EXERCISE DESCRIPTION: Collect the lines of the entries where "name" shows up.

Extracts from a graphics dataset
"""

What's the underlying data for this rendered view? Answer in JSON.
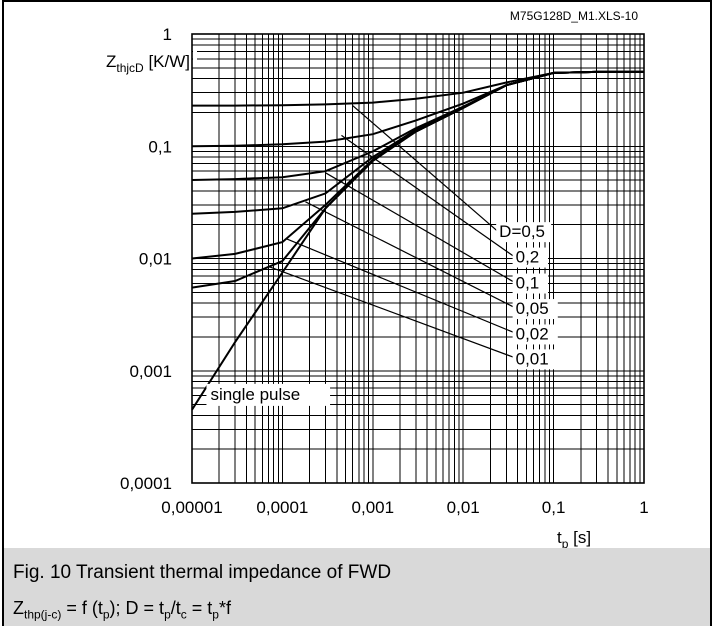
{
  "chart_data": {
    "type": "line",
    "title": "",
    "source_id": "M75G128D_M1.XLS-10",
    "ylabel": "Z_thjcD [K/W]",
    "ylabel_main": "Z",
    "ylabel_sub": "thjcD",
    "ylabel_unit": " [K/W]",
    "xlabel_main": "t",
    "xlabel_sub": "p",
    "xlabel_unit": " [s]",
    "xscale": "log",
    "yscale": "log",
    "xlim": [
      1e-05,
      1
    ],
    "ylim": [
      0.0001,
      1
    ],
    "grid": true,
    "x_ticks": [
      "0,00001",
      "0,0001",
      "0,001",
      "0,01",
      "0,1",
      "1"
    ],
    "y_ticks": [
      "0,0001",
      "0,001",
      "0,01",
      "0,1",
      "1"
    ],
    "series": [
      {
        "name": "single pulse",
        "x": [
          1e-05,
          3e-05,
          0.0001,
          0.0003,
          0.001,
          0.003,
          0.01,
          0.03,
          0.1,
          0.3,
          1
        ],
        "y": [
          0.00045,
          0.0018,
          0.0075,
          0.028,
          0.074,
          0.135,
          0.22,
          0.35,
          0.45,
          0.46,
          0.46
        ]
      },
      {
        "name": "D=0,01",
        "x": [
          1e-05,
          3e-05,
          0.0001,
          0.0003,
          0.001,
          0.003,
          0.01,
          0.03,
          0.1,
          0.3,
          1
        ],
        "y": [
          0.0055,
          0.0063,
          0.0095,
          0.028,
          0.075,
          0.135,
          0.22,
          0.35,
          0.45,
          0.46,
          0.46
        ]
      },
      {
        "name": "D=0,02",
        "x": [
          1e-05,
          3e-05,
          0.0001,
          0.0003,
          0.001,
          0.003,
          0.01,
          0.03,
          0.1,
          0.3,
          1
        ],
        "y": [
          0.01,
          0.011,
          0.014,
          0.03,
          0.076,
          0.136,
          0.22,
          0.35,
          0.45,
          0.46,
          0.46
        ]
      },
      {
        "name": "D=0,05",
        "x": [
          1e-05,
          3e-05,
          0.0001,
          0.0003,
          0.001,
          0.003,
          0.01,
          0.03,
          0.1,
          0.3,
          1
        ],
        "y": [
          0.025,
          0.026,
          0.028,
          0.038,
          0.08,
          0.14,
          0.222,
          0.35,
          0.45,
          0.46,
          0.46
        ]
      },
      {
        "name": "D=0,1",
        "x": [
          1e-05,
          3e-05,
          0.0001,
          0.0003,
          0.001,
          0.003,
          0.01,
          0.03,
          0.1,
          0.3,
          1
        ],
        "y": [
          0.05,
          0.051,
          0.053,
          0.06,
          0.09,
          0.145,
          0.225,
          0.35,
          0.45,
          0.46,
          0.46
        ]
      },
      {
        "name": "D=0,2",
        "x": [
          1e-05,
          3e-05,
          0.0001,
          0.0003,
          0.001,
          0.003,
          0.01,
          0.03,
          0.1,
          0.3,
          1
        ],
        "y": [
          0.1,
          0.101,
          0.104,
          0.11,
          0.128,
          0.17,
          0.24,
          0.35,
          0.45,
          0.46,
          0.46
        ]
      },
      {
        "name": "D=0,5",
        "x": [
          1e-05,
          3e-05,
          0.0001,
          0.0003,
          0.001,
          0.003,
          0.01,
          0.03,
          0.1,
          0.3,
          1
        ],
        "y": [
          0.23,
          0.23,
          0.232,
          0.236,
          0.245,
          0.265,
          0.3,
          0.37,
          0.45,
          0.46,
          0.46
        ]
      }
    ],
    "labels": [
      {
        "text": "D=0,5",
        "x": 0.025,
        "y": 0.0155
      },
      {
        "text": "0,2",
        "x": 0.038,
        "y": 0.0092
      },
      {
        "text": "0,1",
        "x": 0.038,
        "y": 0.0054
      },
      {
        "text": "0,05",
        "x": 0.038,
        "y": 0.0032
      },
      {
        "text": "0,02",
        "x": 0.038,
        "y": 0.0019
      },
      {
        "text": "0,01",
        "x": 0.038,
        "y": 0.00114
      }
    ],
    "pulse_label": {
      "text": "single pulse",
      "x": 1.6e-05,
      "y": 0.00055
    }
  },
  "caption": {
    "title": "Fig. 10 Transient thermal impedance of FWD",
    "formula_parts": [
      "Z",
      "thp(j-c)",
      " = f (t",
      "p",
      "); D = t",
      "p",
      "/t",
      "c",
      " = t",
      "p",
      "*f"
    ]
  }
}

"""

EXPECTED OUTPUT:
        "name": "single pulse",
        "name": "D=0,01",
        "name": "D=0,02",
        "name": "D=0,05",
        "name": "D=0,1",
        "name": "D=0,2",
        "name": "D=0,5",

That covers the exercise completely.